## To be done
For every line in the records that has the word "Normalized", make a copy.

···

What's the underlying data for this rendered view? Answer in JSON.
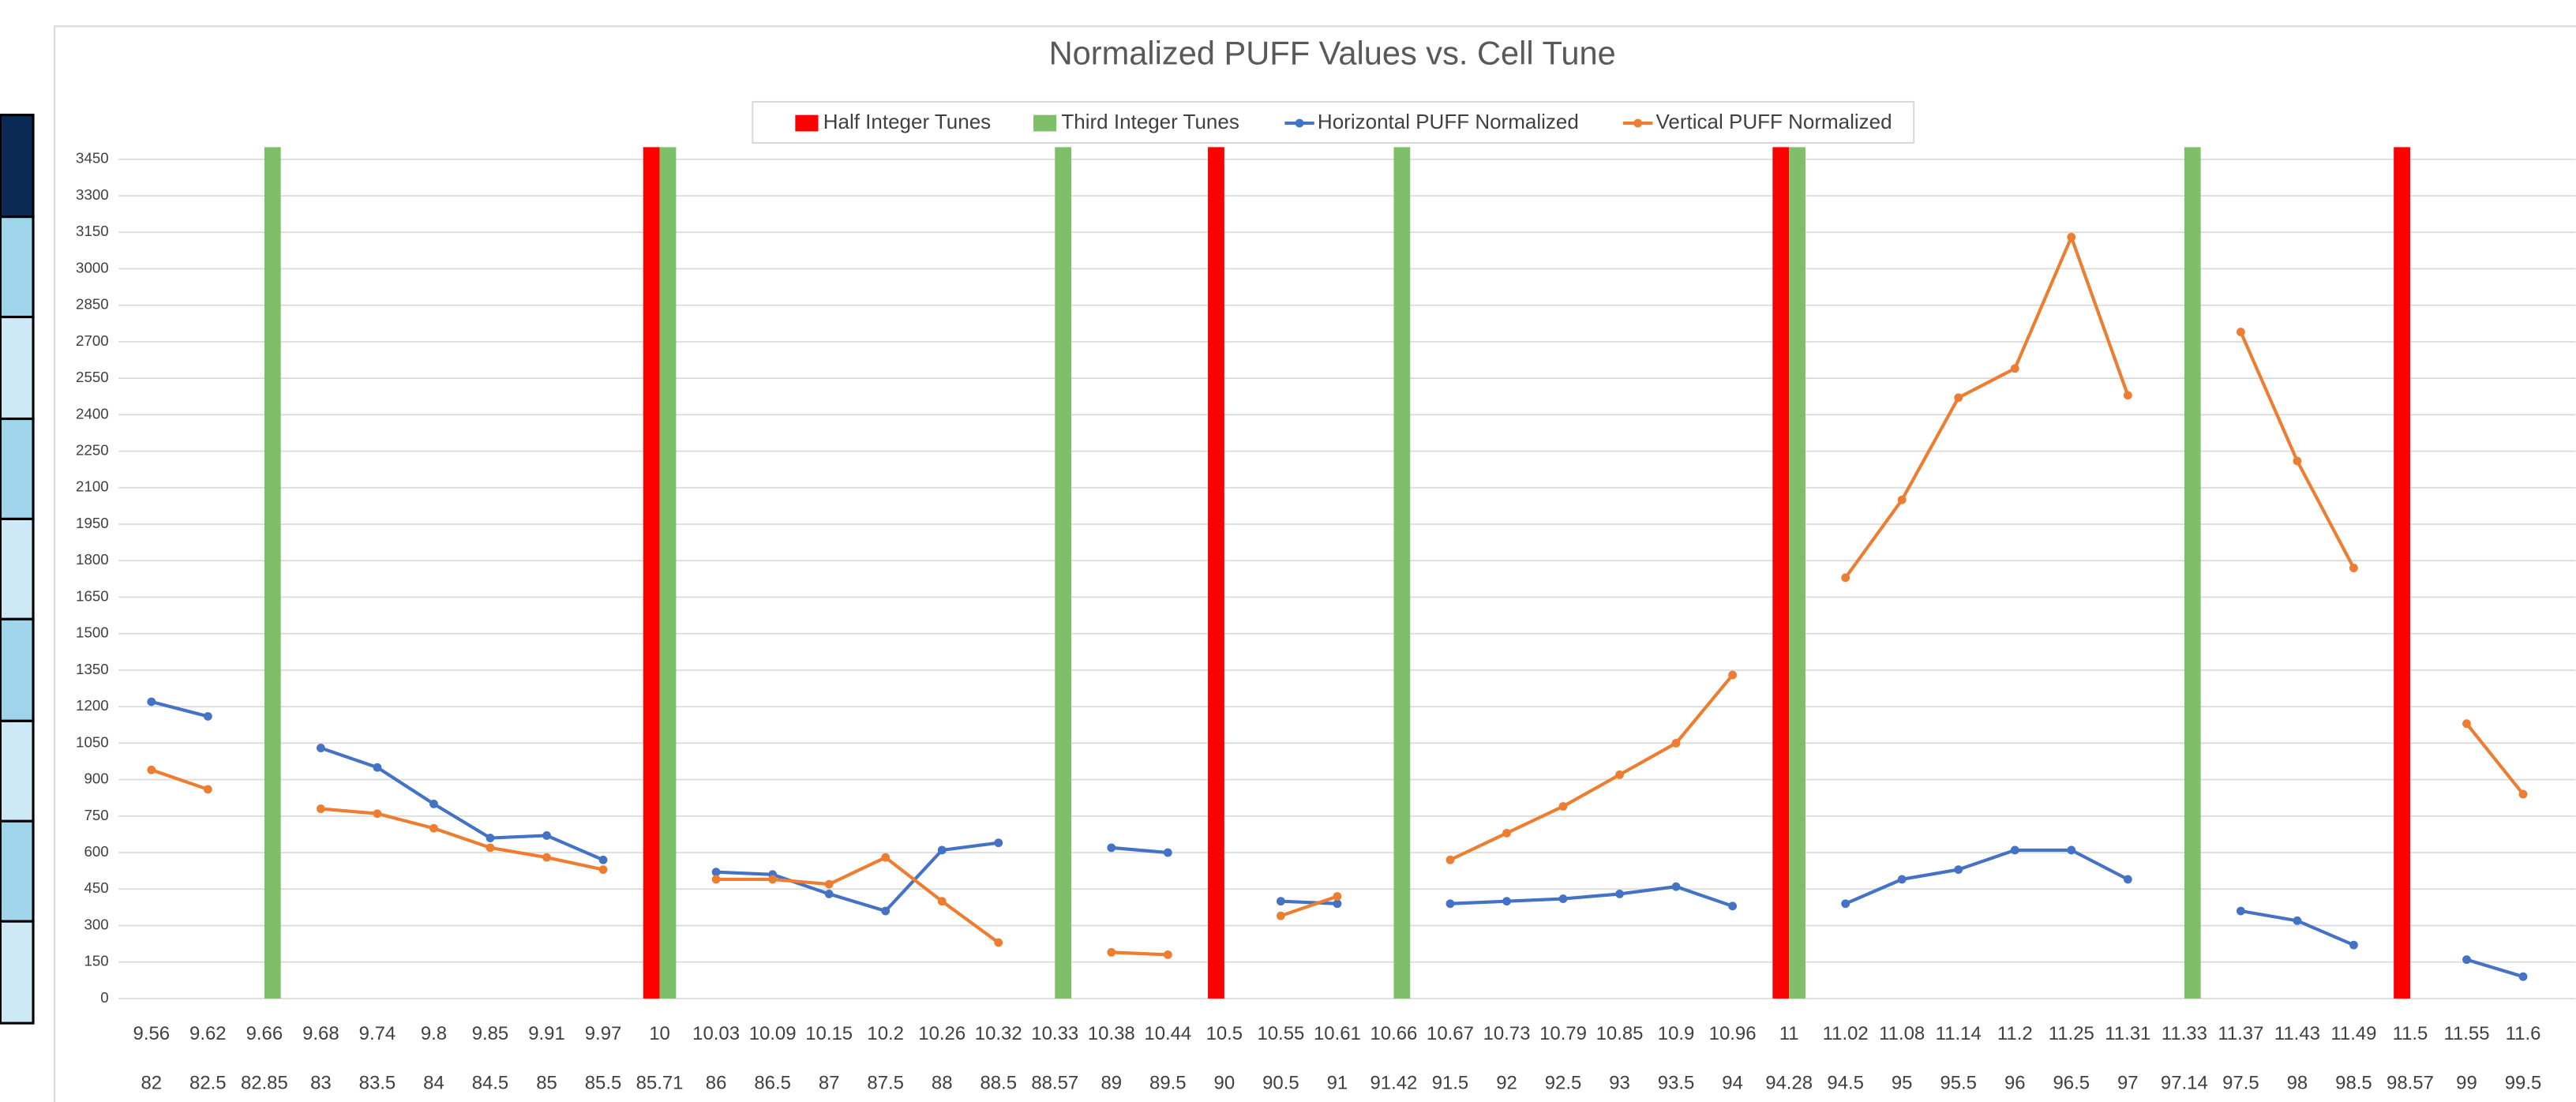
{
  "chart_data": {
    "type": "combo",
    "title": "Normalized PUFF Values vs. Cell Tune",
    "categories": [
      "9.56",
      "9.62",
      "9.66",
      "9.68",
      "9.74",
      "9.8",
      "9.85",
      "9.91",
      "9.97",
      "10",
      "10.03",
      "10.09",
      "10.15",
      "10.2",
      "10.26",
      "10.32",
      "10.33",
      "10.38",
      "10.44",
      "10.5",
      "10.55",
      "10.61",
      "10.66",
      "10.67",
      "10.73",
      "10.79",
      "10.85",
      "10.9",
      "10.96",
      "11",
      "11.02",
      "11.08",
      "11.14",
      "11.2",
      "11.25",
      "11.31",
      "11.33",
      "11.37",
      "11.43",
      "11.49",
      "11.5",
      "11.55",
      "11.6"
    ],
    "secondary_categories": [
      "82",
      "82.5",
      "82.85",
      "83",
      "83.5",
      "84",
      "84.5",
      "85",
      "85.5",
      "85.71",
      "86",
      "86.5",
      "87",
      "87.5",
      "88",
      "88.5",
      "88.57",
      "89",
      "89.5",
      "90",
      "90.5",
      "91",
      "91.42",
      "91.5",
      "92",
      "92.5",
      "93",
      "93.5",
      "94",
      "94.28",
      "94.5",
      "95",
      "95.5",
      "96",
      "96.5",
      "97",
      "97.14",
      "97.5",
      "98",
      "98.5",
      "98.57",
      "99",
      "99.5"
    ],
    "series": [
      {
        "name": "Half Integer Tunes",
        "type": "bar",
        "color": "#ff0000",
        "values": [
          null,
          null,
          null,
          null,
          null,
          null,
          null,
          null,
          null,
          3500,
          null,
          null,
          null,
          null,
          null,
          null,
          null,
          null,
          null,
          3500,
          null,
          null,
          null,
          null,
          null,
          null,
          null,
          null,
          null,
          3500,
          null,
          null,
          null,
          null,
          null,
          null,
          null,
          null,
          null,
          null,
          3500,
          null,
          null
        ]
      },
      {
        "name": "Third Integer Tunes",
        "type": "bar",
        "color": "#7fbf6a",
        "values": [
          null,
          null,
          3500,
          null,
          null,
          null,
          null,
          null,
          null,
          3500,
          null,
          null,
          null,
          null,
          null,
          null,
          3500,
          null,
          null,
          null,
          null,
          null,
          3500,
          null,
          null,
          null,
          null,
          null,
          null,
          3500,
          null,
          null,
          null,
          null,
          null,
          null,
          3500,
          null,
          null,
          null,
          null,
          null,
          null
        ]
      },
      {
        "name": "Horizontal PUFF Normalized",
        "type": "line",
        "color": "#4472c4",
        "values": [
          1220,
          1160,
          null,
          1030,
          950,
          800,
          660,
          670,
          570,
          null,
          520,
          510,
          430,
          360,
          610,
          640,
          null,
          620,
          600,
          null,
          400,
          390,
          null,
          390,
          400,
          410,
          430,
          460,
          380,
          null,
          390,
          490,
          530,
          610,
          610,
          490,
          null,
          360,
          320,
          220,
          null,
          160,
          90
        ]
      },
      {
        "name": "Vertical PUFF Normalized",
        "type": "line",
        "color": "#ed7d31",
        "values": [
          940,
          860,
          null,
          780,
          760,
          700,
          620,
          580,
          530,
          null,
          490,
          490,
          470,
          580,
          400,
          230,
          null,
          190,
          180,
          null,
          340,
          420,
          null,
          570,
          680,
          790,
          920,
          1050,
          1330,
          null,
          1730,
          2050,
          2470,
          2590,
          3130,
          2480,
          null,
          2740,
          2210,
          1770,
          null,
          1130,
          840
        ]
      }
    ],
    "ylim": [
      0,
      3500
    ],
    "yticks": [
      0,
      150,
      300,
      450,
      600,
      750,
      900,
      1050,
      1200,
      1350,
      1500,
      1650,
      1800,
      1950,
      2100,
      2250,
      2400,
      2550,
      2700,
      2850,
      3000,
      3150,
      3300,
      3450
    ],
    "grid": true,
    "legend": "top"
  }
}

···

## Solution to this exercise
    "title": "Normalized PUFF Values vs. Cell Tune",
        "name": "Horizontal PUFF Normalized",
        "name": "Vertical PUFF Normalized",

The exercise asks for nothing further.